Problem:
Word for word, give the material below again, minus any images.
#### Information shown
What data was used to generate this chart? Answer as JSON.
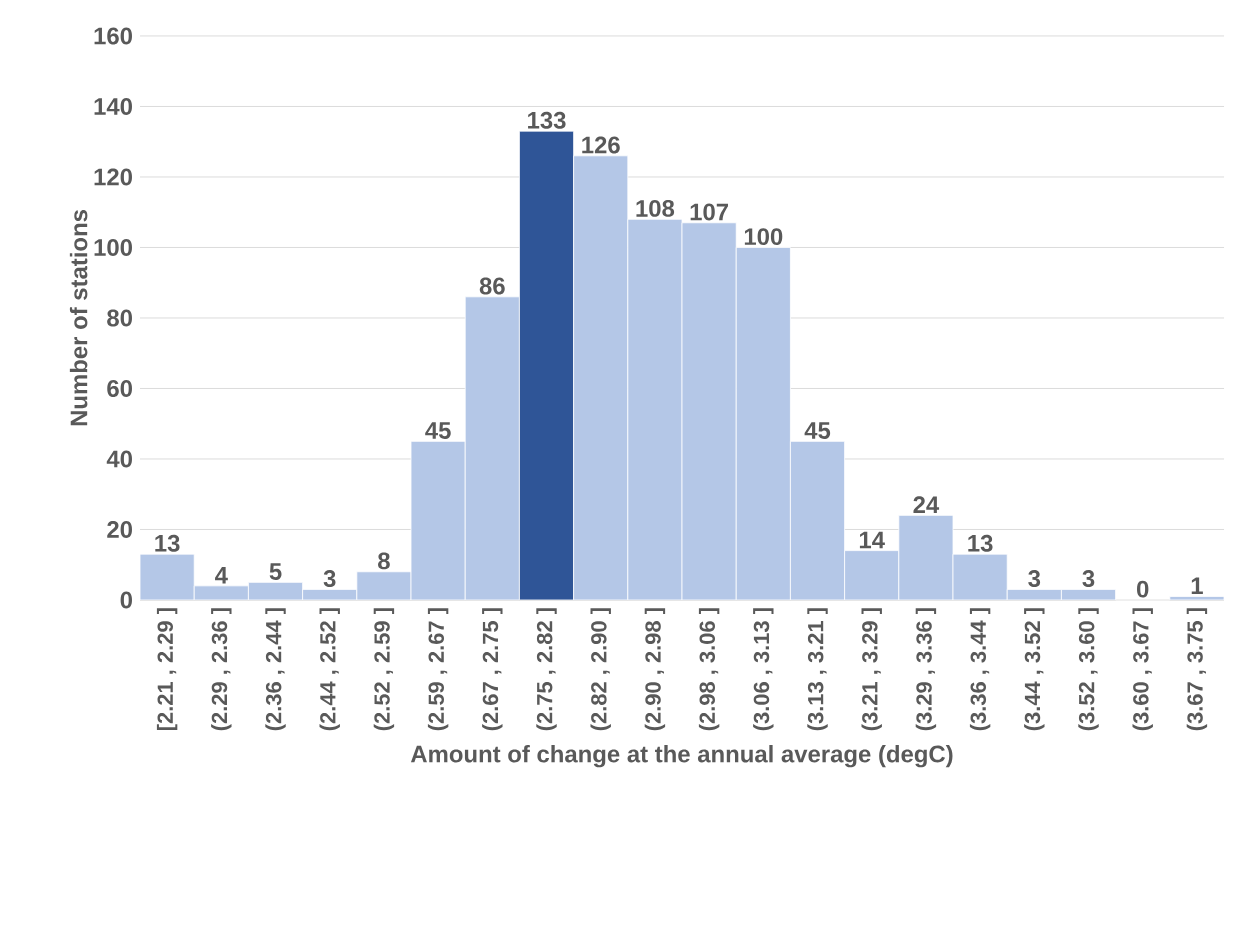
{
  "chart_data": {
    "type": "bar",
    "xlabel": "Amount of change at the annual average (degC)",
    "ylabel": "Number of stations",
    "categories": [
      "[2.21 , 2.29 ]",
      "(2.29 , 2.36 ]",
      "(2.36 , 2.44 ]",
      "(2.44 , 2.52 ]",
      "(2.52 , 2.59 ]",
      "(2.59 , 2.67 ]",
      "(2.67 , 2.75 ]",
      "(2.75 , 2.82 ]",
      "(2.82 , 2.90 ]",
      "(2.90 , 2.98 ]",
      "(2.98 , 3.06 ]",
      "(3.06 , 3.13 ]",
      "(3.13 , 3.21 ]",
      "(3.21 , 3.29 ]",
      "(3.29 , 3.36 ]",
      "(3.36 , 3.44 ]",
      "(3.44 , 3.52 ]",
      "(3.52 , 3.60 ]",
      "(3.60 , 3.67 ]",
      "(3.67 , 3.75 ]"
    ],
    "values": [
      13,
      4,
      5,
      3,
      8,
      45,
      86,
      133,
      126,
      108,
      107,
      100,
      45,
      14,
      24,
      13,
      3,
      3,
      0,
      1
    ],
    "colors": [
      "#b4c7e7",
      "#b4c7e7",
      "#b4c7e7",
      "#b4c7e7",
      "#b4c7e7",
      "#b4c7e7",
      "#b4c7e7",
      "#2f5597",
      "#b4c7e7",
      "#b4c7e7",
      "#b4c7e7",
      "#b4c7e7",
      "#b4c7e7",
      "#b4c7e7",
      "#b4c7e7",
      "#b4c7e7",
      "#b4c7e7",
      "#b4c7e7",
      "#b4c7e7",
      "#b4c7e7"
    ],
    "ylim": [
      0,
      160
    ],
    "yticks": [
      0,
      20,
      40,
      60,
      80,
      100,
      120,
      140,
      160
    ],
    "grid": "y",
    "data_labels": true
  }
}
########
Exercise answer:
What data was used to generate this chart? Answer as JSON.
{
  "chart_data": {
    "type": "bar",
    "xlabel": "Amount of change at the annual average (degC)",
    "ylabel": "Number of stations",
    "categories": [
      "[2.21 , 2.29 ]",
      "(2.29 , 2.36 ]",
      "(2.36 , 2.44 ]",
      "(2.44 , 2.52 ]",
      "(2.52 , 2.59 ]",
      "(2.59 , 2.67 ]",
      "(2.67 , 2.75 ]",
      "(2.75 , 2.82 ]",
      "(2.82 , 2.90 ]",
      "(2.90 , 2.98 ]",
      "(2.98 , 3.06 ]",
      "(3.06 , 3.13 ]",
      "(3.13 , 3.21 ]",
      "(3.21 , 3.29 ]",
      "(3.29 , 3.36 ]",
      "(3.36 , 3.44 ]",
      "(3.44 , 3.52 ]",
      "(3.52 , 3.60 ]",
      "(3.60 , 3.67 ]",
      "(3.67 , 3.75 ]"
    ],
    "values": [
      13,
      4,
      5,
      3,
      8,
      45,
      86,
      133,
      126,
      108,
      107,
      100,
      45,
      14,
      24,
      13,
      3,
      3,
      0,
      1
    ],
    "colors": [
      "#b4c7e7",
      "#b4c7e7",
      "#b4c7e7",
      "#b4c7e7",
      "#b4c7e7",
      "#b4c7e7",
      "#b4c7e7",
      "#2f5597",
      "#b4c7e7",
      "#b4c7e7",
      "#b4c7e7",
      "#b4c7e7",
      "#b4c7e7",
      "#b4c7e7",
      "#b4c7e7",
      "#b4c7e7",
      "#b4c7e7",
      "#b4c7e7",
      "#b4c7e7",
      "#b4c7e7"
    ],
    "ylim": [
      0,
      160
    ],
    "yticks": [
      0,
      20,
      40,
      60,
      80,
      100,
      120,
      140,
      160
    ],
    "grid": "y",
    "data_labels": true
  }
}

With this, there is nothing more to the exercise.